### Extracted entries ###
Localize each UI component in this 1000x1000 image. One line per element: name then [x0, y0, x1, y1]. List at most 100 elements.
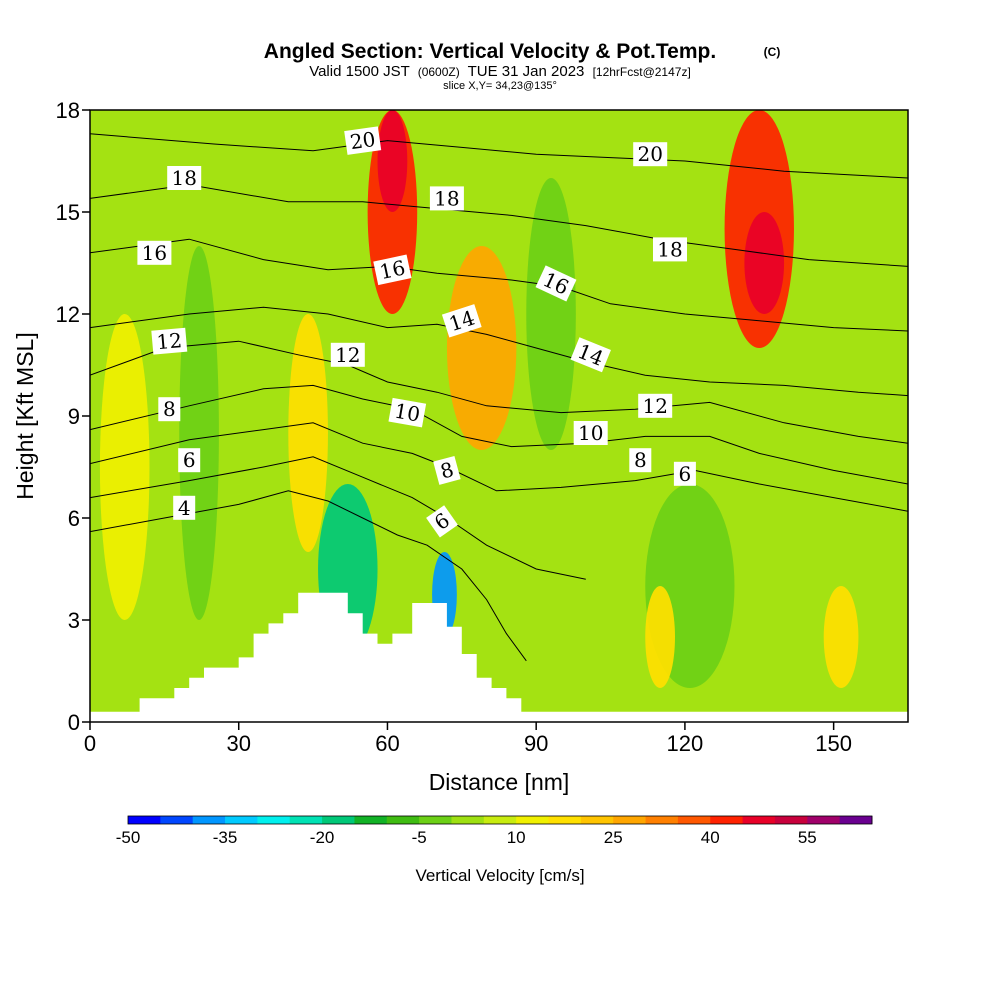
colorbar-cell [839, 816, 873, 824]
isentrope-label-text: 6 [183, 448, 196, 472]
field-updraft-low-right [645, 586, 675, 688]
y-axis-title: Height [Kft MSL] [12, 332, 38, 499]
colorbar-cell [580, 816, 614, 824]
colorbar-cell [677, 816, 711, 824]
isentrope-label: 16 [373, 254, 412, 286]
isentrope-14 [90, 306, 908, 397]
colorbar-cell [257, 816, 291, 824]
isentrope-label-text: 12 [335, 343, 360, 367]
isentrope-label-box [173, 495, 196, 520]
isentrope-label: 4 [173, 495, 196, 520]
x-axis: 0 30 60 90 120 150 [84, 722, 852, 756]
field-downdraft-left [179, 246, 219, 620]
isentrope-label-text: 10 [393, 399, 422, 427]
isentrope-label: 16 [137, 240, 172, 265]
isentrope-16 [90, 238, 908, 332]
isentrope-label-box [330, 342, 365, 367]
chart-title: Angled Section: Vertical Velocity & Pot.… [264, 40, 716, 63]
isentrope-label-box [570, 337, 611, 373]
field-updraft-right-inner [744, 212, 785, 314]
colorbar-cell [289, 816, 323, 824]
isentrope-label-text: 18 [434, 186, 459, 210]
isentrope-label: 18 [429, 186, 464, 211]
colorbar-cell [548, 816, 582, 824]
isentrope-6 [90, 456, 586, 580]
colorbar-cell [386, 816, 420, 824]
isentrope-4 [90, 490, 527, 662]
y-axis: 0 3 6 9 12 15 18 [56, 98, 90, 735]
isentrope-label-text: 10 [578, 421, 603, 445]
colorbar-cell [128, 816, 161, 824]
isentrope-label-text: 16 [142, 241, 167, 265]
isentrope-label-box [638, 393, 673, 418]
x-tick-label: 0 [84, 731, 96, 756]
colorbar-cell [645, 816, 679, 824]
isentrope-label-box [629, 448, 652, 473]
subtitle-date: TUE 31 Jan 2023 [468, 63, 585, 80]
isentrope-20 [90, 133, 908, 179]
isentrope-label-box [429, 186, 464, 211]
isentrope-label-text: 12 [642, 394, 667, 418]
colorbar-cell [354, 816, 388, 824]
y-tick-label: 18 [56, 98, 80, 123]
isentrope-label-text: 6 [679, 462, 692, 486]
colorbar-cell [613, 816, 647, 824]
colorbar-tick-label: -50 [116, 828, 141, 847]
terrain-profile [90, 592, 908, 722]
isentrope-label: 6 [178, 448, 201, 473]
isentrope-label: 8 [158, 397, 181, 422]
y-tick-label: 0 [68, 710, 80, 735]
y-tick-label: 3 [68, 608, 80, 633]
isentrope-label: 20 [633, 142, 668, 167]
isentrope-label: 12 [638, 393, 673, 418]
isentrope-label: 6 [673, 461, 696, 486]
colorbar-cells [127, 815, 873, 825]
colorbar-tick-label: 55 [798, 828, 817, 847]
field-updraft-core-inner [377, 110, 408, 212]
y-tick-label: 12 [56, 302, 80, 327]
colorbar: -50 -35 -20 -5 10 25 40 55 Vertical Velocity [c… [116, 815, 873, 885]
isentrope-label-box [653, 237, 687, 262]
y-tick-label: 9 [68, 404, 80, 429]
isentrope-label: 20 [344, 126, 382, 155]
title-mark: (C) [764, 45, 781, 59]
isentrope-label-text: 8 [438, 457, 457, 483]
colorbar-cell [451, 816, 485, 824]
subtitle-fcst: [12hrFcst@2147z] [593, 65, 691, 79]
isentrope-label-box [137, 240, 172, 265]
isentrope-label-text: 8 [163, 397, 176, 421]
isentrope-label-text: 16 [377, 255, 407, 284]
colorbar-tick-label: 25 [604, 828, 623, 847]
isentrope-label-box [573, 421, 608, 445]
colorbar-title: Vertical Velocity [cm/s] [415, 866, 584, 885]
isentrope-8 [90, 422, 908, 512]
isentrope-label-box [151, 327, 188, 355]
isentrope-label: 8 [433, 455, 461, 485]
colorbar-tick-label: 40 [701, 828, 720, 847]
x-tick-label: 90 [524, 731, 548, 756]
isentrope-label-text: 12 [156, 328, 183, 354]
colorbar-cell [742, 816, 776, 824]
isentrope-label: 8 [629, 448, 652, 473]
field-updraft-low-far [823, 586, 859, 688]
svg-text:Valid 1500 JST (0600Z): Valid 1500 JST (0600Z) TUE 31 Jan 2023 [… [309, 63, 691, 80]
isentrope-label-box [158, 397, 181, 422]
isentrope-label-text: 20 [637, 142, 662, 166]
isentrope-label-box [344, 126, 382, 155]
colorbar-cell [192, 816, 226, 824]
isentrope-label-box [178, 448, 201, 473]
isentrope-label: 10 [573, 421, 608, 445]
y-tick-label: 6 [68, 506, 80, 531]
field-updraft-left [99, 314, 150, 620]
isentrope-label-box [535, 265, 577, 302]
terrain [90, 592, 908, 722]
colorbar-cell [516, 816, 550, 824]
isentrope-label-text: 20 [348, 127, 377, 154]
isentrope-label: 12 [330, 342, 365, 367]
isentrope-label-box [633, 142, 668, 167]
colorbar-tick-label: -20 [310, 828, 335, 847]
isentrope-label-box [441, 304, 482, 338]
isentrope-10 [90, 384, 908, 485]
field-updraft-mid-left [288, 314, 328, 552]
###
Rewrite the entire listing with every "isentrope-label-box" swapped for "isentrope-label-frame" and nothing else changed. Leave the pictures out of your answer.

Final answer —
Localize each UI component in this 1000x1000 image. One line per element: name then [x0, y0, x1, y1]. List at most 100 elements.
colorbar-cell [839, 816, 873, 824]
isentrope-label-text: 6 [183, 448, 196, 472]
field-updraft-low-right [645, 586, 675, 688]
y-axis-title: Height [Kft MSL] [12, 332, 38, 499]
colorbar-cell [580, 816, 614, 824]
colorbar-cell [677, 816, 711, 824]
isentrope-label: 16 [373, 254, 412, 286]
isentrope-14 [90, 306, 908, 397]
colorbar-cell [257, 816, 291, 824]
isentrope-label-text: 12 [335, 343, 360, 367]
isentrope-label-frame [173, 495, 196, 520]
isentrope-label: 4 [173, 495, 196, 520]
x-axis: 0 30 60 90 120 150 [84, 722, 852, 756]
field-downdraft-left [179, 246, 219, 620]
isentrope-label-text: 10 [393, 399, 422, 427]
isentrope-label: 16 [137, 240, 172, 265]
isentrope-16 [90, 238, 908, 332]
isentrope-label-frame [330, 342, 365, 367]
chart-title: Angled Section: Vertical Velocity & Pot.… [264, 40, 716, 63]
isentrope-label-frame [570, 337, 611, 373]
field-updraft-right-inner [744, 212, 785, 314]
colorbar-cell [289, 816, 323, 824]
isentrope-label-text: 18 [434, 186, 459, 210]
isentrope-label: 18 [429, 186, 464, 211]
colorbar-cell [548, 816, 582, 824]
isentrope-6 [90, 456, 586, 580]
colorbar-cell [386, 816, 420, 824]
isentrope-4 [90, 490, 527, 662]
y-axis: 0 3 6 9 12 15 18 [56, 98, 90, 735]
isentrope-label-text: 10 [578, 421, 603, 445]
colorbar-cell [128, 816, 161, 824]
isentrope-label-text: 16 [142, 241, 167, 265]
isentrope-label-frame [638, 393, 673, 418]
x-tick-label: 0 [84, 731, 96, 756]
colorbar-cell [645, 816, 679, 824]
isentrope-label-frame [629, 448, 652, 473]
subtitle-date: TUE 31 Jan 2023 [468, 63, 585, 80]
isentrope-20 [90, 133, 908, 179]
isentrope-label-frame [429, 186, 464, 211]
isentrope-label-text: 12 [642, 394, 667, 418]
colorbar-cell [354, 816, 388, 824]
y-tick-label: 18 [56, 98, 80, 123]
isentrope-label-text: 6 [679, 462, 692, 486]
colorbar-cell [613, 816, 647, 824]
colorbar-tick-label: -50 [116, 828, 141, 847]
terrain-profile [90, 592, 908, 722]
isentrope-label: 6 [178, 448, 201, 473]
isentrope-label: 8 [158, 397, 181, 422]
y-tick-label: 0 [68, 710, 80, 735]
y-tick-label: 3 [68, 608, 80, 633]
isentrope-label: 20 [633, 142, 668, 167]
isentrope-label: 12 [638, 393, 673, 418]
isentrope-label: 6 [673, 461, 696, 486]
colorbar-cells [127, 815, 873, 825]
colorbar-tick-label: 55 [798, 828, 817, 847]
field-updraft-core-inner [377, 110, 408, 212]
y-tick-label: 12 [56, 302, 80, 327]
colorbar: -50 -35 -20 -5 10 25 40 55 Vertical Velocity [c… [116, 815, 873, 885]
isentrope-label-frame [653, 237, 687, 262]
y-tick-label: 9 [68, 404, 80, 429]
isentrope-label: 20 [344, 126, 382, 155]
title-mark: (C) [764, 45, 781, 59]
isentrope-label-text: 8 [438, 457, 457, 483]
colorbar-cell [451, 816, 485, 824]
subtitle-fcst: [12hrFcst@2147z] [593, 65, 691, 79]
isentrope-label-frame [137, 240, 172, 265]
isentrope-label-text: 8 [163, 397, 176, 421]
isentrope-label-text: 16 [377, 255, 407, 284]
colorbar-tick-label: 25 [604, 828, 623, 847]
isentrope-label-frame [573, 421, 608, 445]
colorbar-title: Vertical Velocity [cm/s] [415, 866, 584, 885]
isentrope-8 [90, 422, 908, 512]
isentrope-label-frame [151, 327, 188, 355]
isentrope-label: 8 [433, 455, 461, 485]
colorbar-tick-label: 40 [701, 828, 720, 847]
x-tick-label: 90 [524, 731, 548, 756]
isentrope-label-text: 12 [156, 328, 183, 354]
colorbar-cell [742, 816, 776, 824]
isentrope-label: 8 [629, 448, 652, 473]
field-updraft-low-far [823, 586, 859, 688]
svg-text:Valid 1500 JST (0600Z): Valid 1500 JST (0600Z) TUE 31 Jan 2023 [… [309, 63, 691, 80]
isentrope-label-frame [158, 397, 181, 422]
isentrope-label-text: 20 [637, 142, 662, 166]
isentrope-label-frame [344, 126, 382, 155]
colorbar-cell [192, 816, 226, 824]
isentrope-label-frame [178, 448, 201, 473]
isentrope-label: 10 [573, 421, 608, 445]
y-tick-label: 6 [68, 506, 80, 531]
field-updraft-left [99, 314, 150, 620]
isentrope-label-frame [535, 265, 577, 302]
terrain [90, 592, 908, 722]
colorbar-cell [516, 816, 550, 824]
isentrope-label-text: 20 [348, 127, 377, 154]
isentrope-label: 12 [330, 342, 365, 367]
isentrope-label-frame [633, 142, 668, 167]
colorbar-tick-label: -20 [310, 828, 335, 847]
isentrope-label-frame [441, 304, 482, 338]
isentrope-10 [90, 384, 908, 485]
field-updraft-mid-left [288, 314, 328, 552]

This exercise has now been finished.